## Exercise objective
Where the word "grille" occurs in a line, return that line.

▼▼▼

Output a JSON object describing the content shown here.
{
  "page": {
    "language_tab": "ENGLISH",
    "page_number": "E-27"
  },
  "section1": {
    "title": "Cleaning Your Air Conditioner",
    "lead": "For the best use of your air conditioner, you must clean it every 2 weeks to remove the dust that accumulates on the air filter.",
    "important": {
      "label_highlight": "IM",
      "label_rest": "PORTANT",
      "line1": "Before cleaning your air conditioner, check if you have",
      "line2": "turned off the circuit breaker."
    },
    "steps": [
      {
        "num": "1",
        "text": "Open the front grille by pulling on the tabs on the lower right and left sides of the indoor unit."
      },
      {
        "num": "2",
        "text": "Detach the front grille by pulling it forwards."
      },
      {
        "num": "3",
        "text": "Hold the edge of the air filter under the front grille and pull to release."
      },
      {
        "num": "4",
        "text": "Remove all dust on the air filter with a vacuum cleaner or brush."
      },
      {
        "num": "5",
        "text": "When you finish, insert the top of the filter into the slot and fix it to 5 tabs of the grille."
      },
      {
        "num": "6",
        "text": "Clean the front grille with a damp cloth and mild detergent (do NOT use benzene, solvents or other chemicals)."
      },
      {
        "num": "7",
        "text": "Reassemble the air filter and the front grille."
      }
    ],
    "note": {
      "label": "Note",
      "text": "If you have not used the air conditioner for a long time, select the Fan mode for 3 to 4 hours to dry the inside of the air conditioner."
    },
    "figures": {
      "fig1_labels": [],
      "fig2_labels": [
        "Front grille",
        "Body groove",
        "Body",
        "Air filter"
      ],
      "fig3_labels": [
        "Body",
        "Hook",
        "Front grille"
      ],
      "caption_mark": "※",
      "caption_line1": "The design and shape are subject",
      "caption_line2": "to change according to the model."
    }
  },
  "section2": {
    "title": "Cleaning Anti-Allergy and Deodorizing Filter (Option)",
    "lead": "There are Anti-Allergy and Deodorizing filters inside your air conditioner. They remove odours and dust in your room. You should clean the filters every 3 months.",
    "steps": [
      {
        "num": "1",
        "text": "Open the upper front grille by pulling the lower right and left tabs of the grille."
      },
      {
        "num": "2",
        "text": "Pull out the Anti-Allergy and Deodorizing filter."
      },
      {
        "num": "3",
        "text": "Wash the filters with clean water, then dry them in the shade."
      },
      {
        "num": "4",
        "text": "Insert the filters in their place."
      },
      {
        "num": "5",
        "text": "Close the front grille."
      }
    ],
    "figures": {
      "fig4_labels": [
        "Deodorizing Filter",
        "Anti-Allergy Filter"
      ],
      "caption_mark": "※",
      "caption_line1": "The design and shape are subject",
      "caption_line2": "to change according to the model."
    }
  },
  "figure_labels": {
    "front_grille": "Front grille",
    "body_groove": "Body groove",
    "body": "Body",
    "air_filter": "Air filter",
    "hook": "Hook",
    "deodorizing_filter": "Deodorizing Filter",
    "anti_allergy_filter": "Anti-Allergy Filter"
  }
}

▲▲▲

## Correct output
        "text": "Open the front grille by pulling on the tabs on the lower right and left sides of the indoor unit."
        "text": "Detach the front grille by pulling it forwards."
        "text": "Hold the edge of the air filter under the front grille and pull to release."
        "text": "When you finish, insert the top of the filter into the slot and fix it to 5 tabs of the grille."
        "text": "Clean the front grille with a damp cloth and mild detergent (do NOT use benzene, solvents or other chemicals)."
        "text": "Reassemble the air filter and the front grille."
        "Front grille",
        "Front grille"
        "text": "Open the upper front grille by pulling the lower right and left tabs of the grille."
        "text": "Close the front grille."
    "front_grille": "Front grille",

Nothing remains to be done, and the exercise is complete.